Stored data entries
»»

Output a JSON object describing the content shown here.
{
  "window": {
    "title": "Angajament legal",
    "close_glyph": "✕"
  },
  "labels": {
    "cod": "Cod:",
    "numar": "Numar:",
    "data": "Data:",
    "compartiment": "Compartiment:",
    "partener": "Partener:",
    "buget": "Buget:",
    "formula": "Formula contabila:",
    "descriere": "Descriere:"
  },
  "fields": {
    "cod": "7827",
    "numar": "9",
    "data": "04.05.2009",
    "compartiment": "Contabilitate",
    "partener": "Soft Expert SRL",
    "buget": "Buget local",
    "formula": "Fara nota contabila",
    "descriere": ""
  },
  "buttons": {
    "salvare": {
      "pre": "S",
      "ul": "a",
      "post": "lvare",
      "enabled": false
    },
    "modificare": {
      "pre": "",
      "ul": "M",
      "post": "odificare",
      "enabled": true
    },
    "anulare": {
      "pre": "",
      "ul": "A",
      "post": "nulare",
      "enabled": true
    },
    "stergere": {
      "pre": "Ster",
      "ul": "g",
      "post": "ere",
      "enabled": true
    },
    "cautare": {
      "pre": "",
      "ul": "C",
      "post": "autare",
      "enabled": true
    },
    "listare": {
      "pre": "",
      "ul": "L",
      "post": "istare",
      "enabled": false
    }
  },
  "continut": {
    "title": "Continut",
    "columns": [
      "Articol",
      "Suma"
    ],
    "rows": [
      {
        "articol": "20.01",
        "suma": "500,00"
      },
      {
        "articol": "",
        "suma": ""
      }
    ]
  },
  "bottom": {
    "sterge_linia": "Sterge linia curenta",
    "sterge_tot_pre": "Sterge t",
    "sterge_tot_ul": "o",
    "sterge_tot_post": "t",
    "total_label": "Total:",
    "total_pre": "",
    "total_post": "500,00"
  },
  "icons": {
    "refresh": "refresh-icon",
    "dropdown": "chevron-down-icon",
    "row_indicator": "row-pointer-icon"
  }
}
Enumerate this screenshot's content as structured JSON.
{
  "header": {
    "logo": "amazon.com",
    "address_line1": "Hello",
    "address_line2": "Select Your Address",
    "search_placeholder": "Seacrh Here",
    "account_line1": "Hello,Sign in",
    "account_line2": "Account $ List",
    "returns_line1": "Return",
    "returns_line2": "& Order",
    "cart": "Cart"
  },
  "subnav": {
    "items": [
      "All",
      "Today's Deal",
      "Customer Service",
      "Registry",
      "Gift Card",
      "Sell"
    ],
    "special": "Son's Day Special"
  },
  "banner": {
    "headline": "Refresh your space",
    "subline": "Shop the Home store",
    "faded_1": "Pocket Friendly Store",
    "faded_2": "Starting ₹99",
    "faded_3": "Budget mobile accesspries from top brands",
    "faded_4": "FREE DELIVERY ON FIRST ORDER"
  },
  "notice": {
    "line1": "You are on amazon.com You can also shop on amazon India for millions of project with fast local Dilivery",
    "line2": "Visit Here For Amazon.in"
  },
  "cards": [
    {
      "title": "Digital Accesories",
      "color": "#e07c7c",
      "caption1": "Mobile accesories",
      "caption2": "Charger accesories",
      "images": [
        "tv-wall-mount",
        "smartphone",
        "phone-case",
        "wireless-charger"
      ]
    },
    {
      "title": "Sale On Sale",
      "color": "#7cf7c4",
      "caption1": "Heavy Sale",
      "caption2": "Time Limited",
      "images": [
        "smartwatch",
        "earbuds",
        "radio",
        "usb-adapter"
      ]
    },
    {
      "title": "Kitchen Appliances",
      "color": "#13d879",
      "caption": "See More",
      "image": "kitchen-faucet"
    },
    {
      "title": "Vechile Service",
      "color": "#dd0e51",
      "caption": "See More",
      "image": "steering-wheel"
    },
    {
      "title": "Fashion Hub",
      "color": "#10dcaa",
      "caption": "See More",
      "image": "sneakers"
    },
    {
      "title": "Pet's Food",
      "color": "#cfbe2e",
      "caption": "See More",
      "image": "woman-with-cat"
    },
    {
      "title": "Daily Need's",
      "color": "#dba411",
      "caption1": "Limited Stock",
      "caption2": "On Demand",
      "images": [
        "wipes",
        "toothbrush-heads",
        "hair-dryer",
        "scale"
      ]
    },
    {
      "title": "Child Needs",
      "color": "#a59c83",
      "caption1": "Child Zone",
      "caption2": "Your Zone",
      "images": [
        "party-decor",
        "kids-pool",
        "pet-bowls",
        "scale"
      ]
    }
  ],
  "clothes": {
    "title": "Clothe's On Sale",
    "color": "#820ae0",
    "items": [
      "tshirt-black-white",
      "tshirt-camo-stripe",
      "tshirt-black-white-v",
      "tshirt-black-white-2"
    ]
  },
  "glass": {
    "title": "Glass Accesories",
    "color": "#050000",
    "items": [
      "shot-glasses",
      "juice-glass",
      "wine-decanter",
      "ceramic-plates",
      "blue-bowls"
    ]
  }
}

««

SET PROBLEM: Point out every line holding the string "white" and copy it.

IN RESPONSE:
      "tshirt-black-white",
      "tshirt-black-white-v",
      "tshirt-black-white-2"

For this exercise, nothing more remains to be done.